* PROBLEM TO WORK ON
Quote all of the data that follows exactly as written, skipping the images.

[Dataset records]
* * * * * * *
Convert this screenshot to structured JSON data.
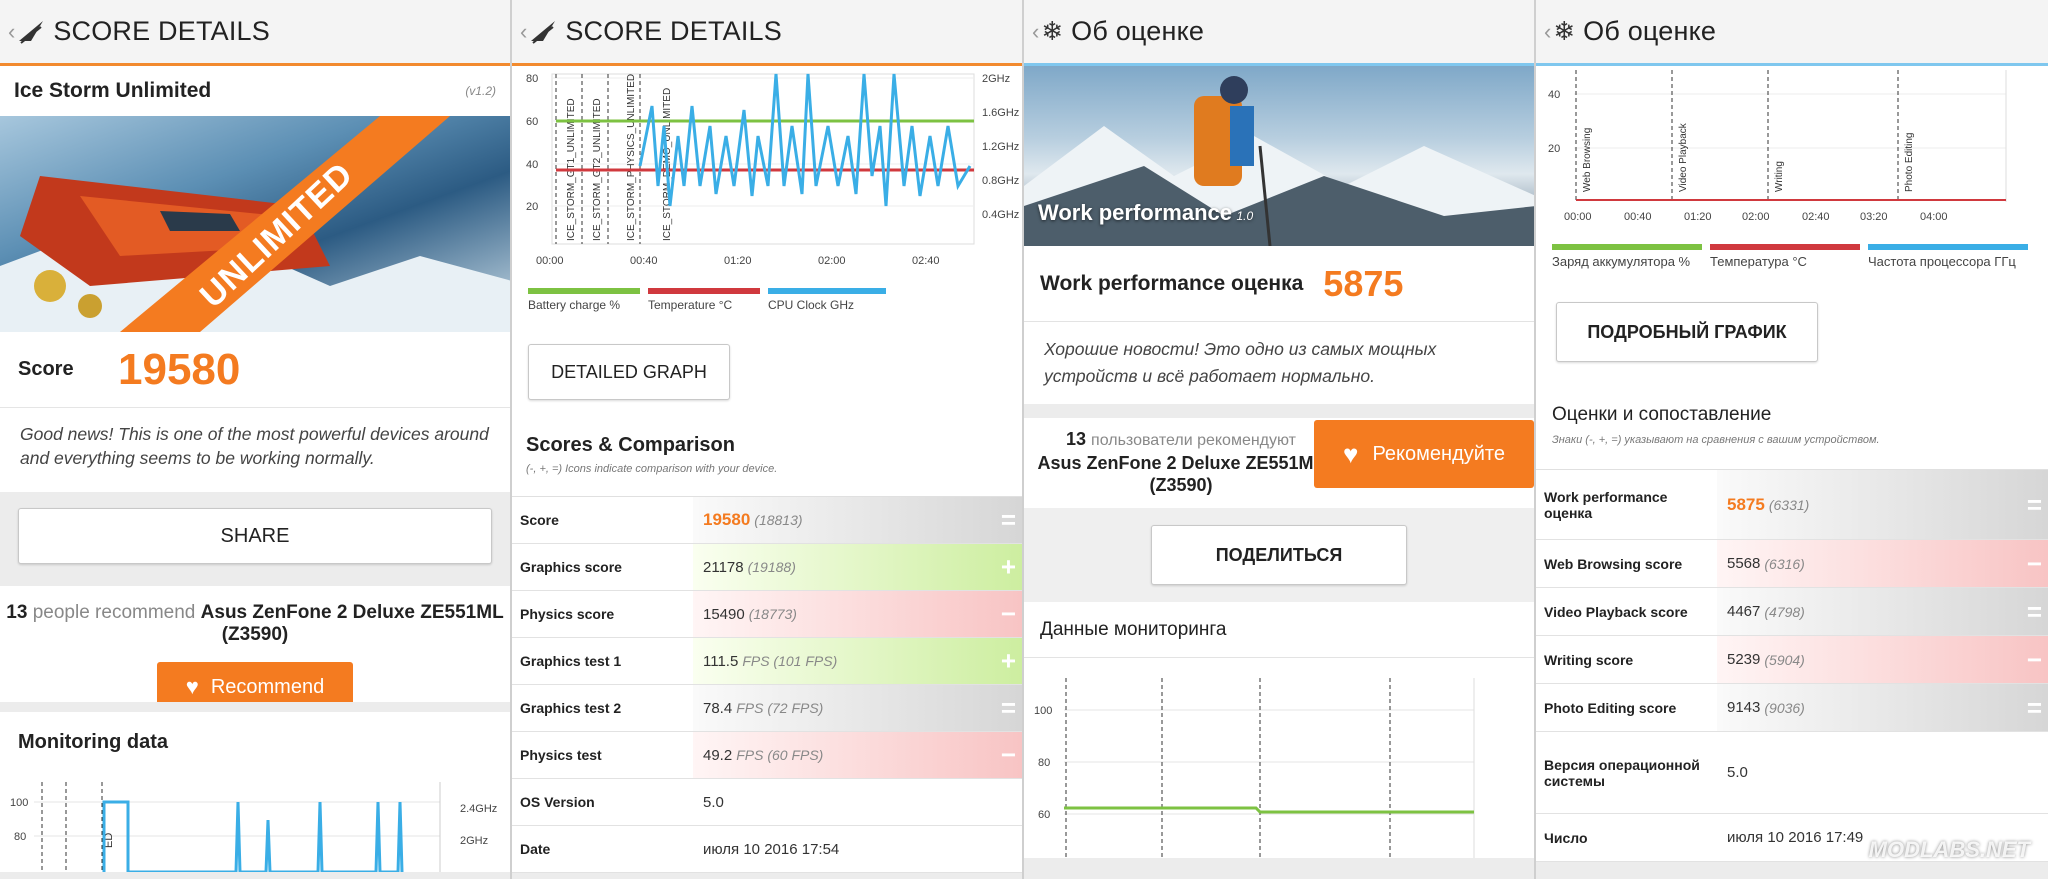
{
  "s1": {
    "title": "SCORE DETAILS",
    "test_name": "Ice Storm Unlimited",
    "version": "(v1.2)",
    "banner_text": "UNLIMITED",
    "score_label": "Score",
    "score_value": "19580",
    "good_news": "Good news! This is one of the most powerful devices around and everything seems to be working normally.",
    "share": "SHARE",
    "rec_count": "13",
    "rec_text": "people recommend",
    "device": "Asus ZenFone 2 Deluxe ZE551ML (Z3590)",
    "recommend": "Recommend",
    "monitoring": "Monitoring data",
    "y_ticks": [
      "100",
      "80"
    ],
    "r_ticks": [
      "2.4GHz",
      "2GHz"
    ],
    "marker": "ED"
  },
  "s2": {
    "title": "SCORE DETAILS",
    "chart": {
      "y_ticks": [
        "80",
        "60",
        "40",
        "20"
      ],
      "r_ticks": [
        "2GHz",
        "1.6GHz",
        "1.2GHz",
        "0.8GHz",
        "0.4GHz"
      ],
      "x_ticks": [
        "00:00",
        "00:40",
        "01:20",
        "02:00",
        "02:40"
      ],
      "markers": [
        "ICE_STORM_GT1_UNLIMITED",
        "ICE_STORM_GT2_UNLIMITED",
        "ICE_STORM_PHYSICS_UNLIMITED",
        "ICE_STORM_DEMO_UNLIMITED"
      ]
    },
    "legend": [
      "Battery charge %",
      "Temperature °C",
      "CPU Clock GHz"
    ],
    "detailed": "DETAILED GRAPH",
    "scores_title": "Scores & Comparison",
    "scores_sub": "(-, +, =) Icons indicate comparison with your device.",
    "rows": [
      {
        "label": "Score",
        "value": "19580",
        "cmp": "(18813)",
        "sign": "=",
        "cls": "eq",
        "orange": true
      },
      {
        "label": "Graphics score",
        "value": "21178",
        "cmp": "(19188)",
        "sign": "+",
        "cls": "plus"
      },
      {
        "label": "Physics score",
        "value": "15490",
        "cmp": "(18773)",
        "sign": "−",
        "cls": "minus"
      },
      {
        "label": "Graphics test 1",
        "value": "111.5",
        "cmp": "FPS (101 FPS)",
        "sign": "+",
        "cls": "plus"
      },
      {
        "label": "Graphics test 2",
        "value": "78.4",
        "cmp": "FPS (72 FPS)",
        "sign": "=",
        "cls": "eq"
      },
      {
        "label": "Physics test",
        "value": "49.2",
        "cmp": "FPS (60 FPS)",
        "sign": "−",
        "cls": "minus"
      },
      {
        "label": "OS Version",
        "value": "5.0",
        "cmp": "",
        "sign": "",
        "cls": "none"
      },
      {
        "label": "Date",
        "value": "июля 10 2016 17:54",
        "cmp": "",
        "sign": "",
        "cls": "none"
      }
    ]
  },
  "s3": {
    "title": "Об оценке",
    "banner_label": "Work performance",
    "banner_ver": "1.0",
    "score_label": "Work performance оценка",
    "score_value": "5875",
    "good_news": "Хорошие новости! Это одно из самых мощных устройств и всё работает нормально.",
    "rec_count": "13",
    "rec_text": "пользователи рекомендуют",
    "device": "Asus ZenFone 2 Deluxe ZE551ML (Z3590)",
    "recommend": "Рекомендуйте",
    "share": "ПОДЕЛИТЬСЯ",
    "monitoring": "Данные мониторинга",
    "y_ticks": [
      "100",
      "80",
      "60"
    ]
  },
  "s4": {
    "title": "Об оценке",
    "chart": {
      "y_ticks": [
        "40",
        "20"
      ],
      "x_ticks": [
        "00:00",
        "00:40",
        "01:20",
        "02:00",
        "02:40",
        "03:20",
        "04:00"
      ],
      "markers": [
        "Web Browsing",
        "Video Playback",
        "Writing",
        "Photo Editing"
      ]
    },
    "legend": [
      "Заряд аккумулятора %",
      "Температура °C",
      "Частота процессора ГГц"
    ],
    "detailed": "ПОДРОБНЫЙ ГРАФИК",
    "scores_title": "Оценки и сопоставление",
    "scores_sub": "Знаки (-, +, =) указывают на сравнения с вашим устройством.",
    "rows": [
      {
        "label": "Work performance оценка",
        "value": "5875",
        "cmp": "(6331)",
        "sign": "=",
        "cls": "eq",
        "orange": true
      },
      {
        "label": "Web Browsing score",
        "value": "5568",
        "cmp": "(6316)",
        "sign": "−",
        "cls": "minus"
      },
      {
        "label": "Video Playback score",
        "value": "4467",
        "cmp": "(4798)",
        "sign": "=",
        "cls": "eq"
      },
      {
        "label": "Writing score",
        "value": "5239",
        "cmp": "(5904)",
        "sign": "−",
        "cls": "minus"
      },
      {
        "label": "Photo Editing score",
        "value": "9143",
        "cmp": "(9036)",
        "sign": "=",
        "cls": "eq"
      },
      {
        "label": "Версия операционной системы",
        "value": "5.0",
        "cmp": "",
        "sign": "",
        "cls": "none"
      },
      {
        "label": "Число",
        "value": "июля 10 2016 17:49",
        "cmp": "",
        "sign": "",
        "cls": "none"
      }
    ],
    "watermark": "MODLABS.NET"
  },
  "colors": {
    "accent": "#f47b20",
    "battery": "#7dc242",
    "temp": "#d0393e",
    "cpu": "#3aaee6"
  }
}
* * * * * * *
* FINISHED EXERCISE
Convert this screenshot to structured JSON data.
{
  "s1": {
    "title": "SCORE DETAILS",
    "test_name": "Ice Storm Unlimited",
    "version": "(v1.2)",
    "banner_text": "UNLIMITED",
    "score_label": "Score",
    "score_value": "19580",
    "good_news": "Good news! This is one of the most powerful devices around and everything seems to be working normally.",
    "share": "SHARE",
    "rec_count": "13",
    "rec_text": "people recommend",
    "device": "Asus ZenFone 2 Deluxe ZE551ML (Z3590)",
    "recommend": "Recommend",
    "monitoring": "Monitoring data",
    "y_ticks": [
      "100",
      "80"
    ],
    "r_ticks": [
      "2.4GHz",
      "2GHz"
    ],
    "marker": "ED"
  },
  "s2": {
    "title": "SCORE DETAILS",
    "chart": {
      "y_ticks": [
        "80",
        "60",
        "40",
        "20"
      ],
      "r_ticks": [
        "2GHz",
        "1.6GHz",
        "1.2GHz",
        "0.8GHz",
        "0.4GHz"
      ],
      "x_ticks": [
        "00:00",
        "00:40",
        "01:20",
        "02:00",
        "02:40"
      ],
      "markers": [
        "ICE_STORM_GT1_UNLIMITED",
        "ICE_STORM_GT2_UNLIMITED",
        "ICE_STORM_PHYSICS_UNLIMITED",
        "ICE_STORM_DEMO_UNLIMITED"
      ]
    },
    "legend": [
      "Battery charge %",
      "Temperature °C",
      "CPU Clock GHz"
    ],
    "detailed": "DETAILED GRAPH",
    "scores_title": "Scores & Comparison",
    "scores_sub": "(-, +, =) Icons indicate comparison with your device.",
    "rows": [
      {
        "label": "Score",
        "value": "19580",
        "cmp": "(18813)",
        "sign": "=",
        "cls": "eq",
        "orange": true
      },
      {
        "label": "Graphics score",
        "value": "21178",
        "cmp": "(19188)",
        "sign": "+",
        "cls": "plus"
      },
      {
        "label": "Physics score",
        "value": "15490",
        "cmp": "(18773)",
        "sign": "−",
        "cls": "minus"
      },
      {
        "label": "Graphics test 1",
        "value": "111.5",
        "cmp": "FPS (101 FPS)",
        "sign": "+",
        "cls": "plus"
      },
      {
        "label": "Graphics test 2",
        "value": "78.4",
        "cmp": "FPS (72 FPS)",
        "sign": "=",
        "cls": "eq"
      },
      {
        "label": "Physics test",
        "value": "49.2",
        "cmp": "FPS (60 FPS)",
        "sign": "−",
        "cls": "minus"
      },
      {
        "label": "OS Version",
        "value": "5.0",
        "cmp": "",
        "sign": "",
        "cls": "none"
      },
      {
        "label": "Date",
        "value": "июля 10 2016 17:54",
        "cmp": "",
        "sign": "",
        "cls": "none"
      }
    ]
  },
  "s3": {
    "title": "Об оценке",
    "banner_label": "Work performance",
    "banner_ver": "1.0",
    "score_label": "Work performance оценка",
    "score_value": "5875",
    "good_news": "Хорошие новости! Это одно из самых мощных устройств и всё работает нормально.",
    "rec_count": "13",
    "rec_text": "пользователи рекомендуют",
    "device": "Asus ZenFone 2 Deluxe ZE551ML (Z3590)",
    "recommend": "Рекомендуйте",
    "share": "ПОДЕЛИТЬСЯ",
    "monitoring": "Данные мониторинга",
    "y_ticks": [
      "100",
      "80",
      "60"
    ]
  },
  "s4": {
    "title": "Об оценке",
    "chart": {
      "y_ticks": [
        "40",
        "20"
      ],
      "x_ticks": [
        "00:00",
        "00:40",
        "01:20",
        "02:00",
        "02:40",
        "03:20",
        "04:00"
      ],
      "markers": [
        "Web Browsing",
        "Video Playback",
        "Writing",
        "Photo Editing"
      ]
    },
    "legend": [
      "Заряд аккумулятора %",
      "Температура °C",
      "Частота процессора ГГц"
    ],
    "detailed": "ПОДРОБНЫЙ ГРАФИК",
    "scores_title": "Оценки и сопоставление",
    "scores_sub": "Знаки (-, +, =) указывают на сравнения с вашим устройством.",
    "rows": [
      {
        "label": "Work performance оценка",
        "value": "5875",
        "cmp": "(6331)",
        "sign": "=",
        "cls": "eq",
        "orange": true
      },
      {
        "label": "Web Browsing score",
        "value": "5568",
        "cmp": "(6316)",
        "sign": "−",
        "cls": "minus"
      },
      {
        "label": "Video Playback score",
        "value": "4467",
        "cmp": "(4798)",
        "sign": "=",
        "cls": "eq"
      },
      {
        "label": "Writing score",
        "value": "5239",
        "cmp": "(5904)",
        "sign": "−",
        "cls": "minus"
      },
      {
        "label": "Photo Editing score",
        "value": "9143",
        "cmp": "(9036)",
        "sign": "=",
        "cls": "eq"
      },
      {
        "label": "Версия операционной системы",
        "value": "5.0",
        "cmp": "",
        "sign": "",
        "cls": "none"
      },
      {
        "label": "Число",
        "value": "июля 10 2016 17:49",
        "cmp": "",
        "sign": "",
        "cls": "none"
      }
    ],
    "watermark": "MODLABS.NET"
  },
  "colors": {
    "accent": "#f47b20",
    "battery": "#7dc242",
    "temp": "#d0393e",
    "cpu": "#3aaee6"
  }
}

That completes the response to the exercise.